FRAGMENTO DE PÁGINA:
---

Habían concluido los actos protocolares de recepción al premio nobel de literatura Mario Vargas Llosa en Santiago de Chiquitos. Este último es un pueblo al que la gente nombra como” la antesala del cielo”.  Antes de asistir al almuerzo en honor al ilustre visitante, pasé a saludar a mi amigo Roberto, hombre trabajador y valiente, de profesión maestro albañil y padre ahora de ocho hijos (tres propios  y cinco sobrinos que “heredó” a la muerte de su hermana Eliane y de su cuñado  Porcel).

Me recibió a la entrada un joven de aproximadamente 16 años, alto y de mirada vivaz, con el torso desnudo, pantalón negro y chinelas. Saludó con una amplia sonrisa  y dijo:

  • Mi hermano y su mujer salieron a trabajar – Puse cara de sorpresa y pensé “hoy es domingo” – Con la llegada de ese escritor han venido muchos turistas y la gente está alborotada por acomodar su casa y planchar su ropa. Ellos están aprovechando esta oportunidad para ganarse unos pesos.
  • ¿Y los niños?
  • Los mas grandes están con ellos, tres en Santa Cruz con mi tía y los menores fueron a almorzar – Después me enteré que algunos vecinos los invitan de vez en cuando a comer en sus casas.

---

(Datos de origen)

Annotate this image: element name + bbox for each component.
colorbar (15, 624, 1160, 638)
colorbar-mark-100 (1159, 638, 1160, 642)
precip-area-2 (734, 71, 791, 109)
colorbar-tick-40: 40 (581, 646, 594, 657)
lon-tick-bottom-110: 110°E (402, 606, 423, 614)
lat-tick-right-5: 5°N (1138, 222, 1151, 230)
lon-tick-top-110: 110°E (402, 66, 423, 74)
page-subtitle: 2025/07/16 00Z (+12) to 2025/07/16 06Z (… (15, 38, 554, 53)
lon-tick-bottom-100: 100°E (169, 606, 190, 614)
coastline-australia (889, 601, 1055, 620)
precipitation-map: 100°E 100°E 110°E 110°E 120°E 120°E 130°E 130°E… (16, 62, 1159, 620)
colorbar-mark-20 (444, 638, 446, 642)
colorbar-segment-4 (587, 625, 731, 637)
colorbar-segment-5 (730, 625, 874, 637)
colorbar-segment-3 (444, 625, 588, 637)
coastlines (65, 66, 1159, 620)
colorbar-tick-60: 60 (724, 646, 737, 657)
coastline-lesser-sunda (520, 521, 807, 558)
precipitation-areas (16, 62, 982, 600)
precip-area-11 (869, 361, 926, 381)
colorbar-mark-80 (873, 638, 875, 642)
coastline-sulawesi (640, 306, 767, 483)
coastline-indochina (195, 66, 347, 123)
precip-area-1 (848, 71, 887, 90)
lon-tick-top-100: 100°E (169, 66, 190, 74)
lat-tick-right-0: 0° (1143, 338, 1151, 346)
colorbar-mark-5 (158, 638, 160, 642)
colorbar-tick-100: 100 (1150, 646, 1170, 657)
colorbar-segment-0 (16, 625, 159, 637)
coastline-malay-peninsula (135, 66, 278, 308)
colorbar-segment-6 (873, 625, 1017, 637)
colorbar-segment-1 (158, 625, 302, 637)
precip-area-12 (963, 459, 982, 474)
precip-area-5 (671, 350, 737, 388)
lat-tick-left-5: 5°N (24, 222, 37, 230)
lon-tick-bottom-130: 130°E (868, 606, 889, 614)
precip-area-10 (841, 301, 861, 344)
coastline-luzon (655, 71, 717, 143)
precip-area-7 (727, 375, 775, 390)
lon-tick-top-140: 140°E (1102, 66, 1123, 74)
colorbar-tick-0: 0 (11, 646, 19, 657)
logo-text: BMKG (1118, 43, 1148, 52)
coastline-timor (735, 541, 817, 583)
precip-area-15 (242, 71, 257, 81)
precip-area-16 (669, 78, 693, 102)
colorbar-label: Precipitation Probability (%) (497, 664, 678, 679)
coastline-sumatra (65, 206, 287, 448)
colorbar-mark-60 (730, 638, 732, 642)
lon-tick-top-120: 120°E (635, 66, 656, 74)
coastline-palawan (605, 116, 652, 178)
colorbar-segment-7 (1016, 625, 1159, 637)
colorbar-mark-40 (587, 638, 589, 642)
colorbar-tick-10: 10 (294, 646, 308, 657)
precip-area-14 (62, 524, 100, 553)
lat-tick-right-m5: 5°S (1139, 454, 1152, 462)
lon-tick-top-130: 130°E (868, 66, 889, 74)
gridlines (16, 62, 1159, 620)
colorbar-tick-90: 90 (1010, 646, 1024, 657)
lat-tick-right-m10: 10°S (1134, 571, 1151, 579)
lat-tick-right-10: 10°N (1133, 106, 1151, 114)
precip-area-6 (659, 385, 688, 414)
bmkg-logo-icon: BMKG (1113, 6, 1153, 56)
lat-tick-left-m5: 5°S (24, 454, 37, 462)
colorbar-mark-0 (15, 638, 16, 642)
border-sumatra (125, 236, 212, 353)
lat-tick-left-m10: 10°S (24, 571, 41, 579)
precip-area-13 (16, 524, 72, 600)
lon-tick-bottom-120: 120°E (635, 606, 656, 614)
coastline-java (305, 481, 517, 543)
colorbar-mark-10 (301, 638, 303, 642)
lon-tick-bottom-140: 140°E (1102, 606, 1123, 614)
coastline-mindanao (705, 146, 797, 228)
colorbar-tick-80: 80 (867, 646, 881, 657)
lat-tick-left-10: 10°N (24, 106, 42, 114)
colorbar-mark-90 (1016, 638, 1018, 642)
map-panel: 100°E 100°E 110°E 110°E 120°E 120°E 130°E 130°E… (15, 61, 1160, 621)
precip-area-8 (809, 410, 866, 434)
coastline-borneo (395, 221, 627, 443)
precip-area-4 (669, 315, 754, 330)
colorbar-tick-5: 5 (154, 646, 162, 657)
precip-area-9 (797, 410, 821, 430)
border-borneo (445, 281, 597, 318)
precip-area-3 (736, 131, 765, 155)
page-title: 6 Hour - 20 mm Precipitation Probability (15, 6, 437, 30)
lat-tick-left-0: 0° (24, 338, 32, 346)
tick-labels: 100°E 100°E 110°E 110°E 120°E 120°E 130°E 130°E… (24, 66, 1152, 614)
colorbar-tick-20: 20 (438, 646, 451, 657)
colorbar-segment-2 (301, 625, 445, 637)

---

ACCIONES REQUERIDAS:
(1) Responde estas preguntas sobre el fragmento:
(a) ¿En qué pueblo se hicieron los actos de recepción a Mario Vargas Llosa?
(b) ¿Cuál es la profesión de Roberto?
(c) ¿Cómo iba vestido el joven que apareció en la entrada?
(2) Vuelve a escribir el fragmento sin cambios desde "Habían concluido los" hasta "su cuñado  Porcel).", incluidas ambas partes.
Los datos no tienen ninguna relación con el fragmento.

SOLUCIONES:
(1)
(a) En Santiago de Chiquitos.
(b) Es maestro albañil.
(c) Llevaba el torso desnudo, pantalón negro y chinelas.

(2)
Habían concluido los actos protocolares de recepción al premio nobel de literatura Mario Vargas Llosa en Santiago de Chiquitos. Este último es un pueblo al que la gente nombra como” la antesala del cielo”.  Antes de asistir al almuerzo en honor al ilustre visitante, pasé a saludar a mi amigo Roberto, hombre trabajador y valiente, de profesión maestro albañil y padre ahora de ocho hijos (tres propios  y cinco sobrinos que “heredó” a la muerte de su hermana Eliane y de su cuñado  Porcel).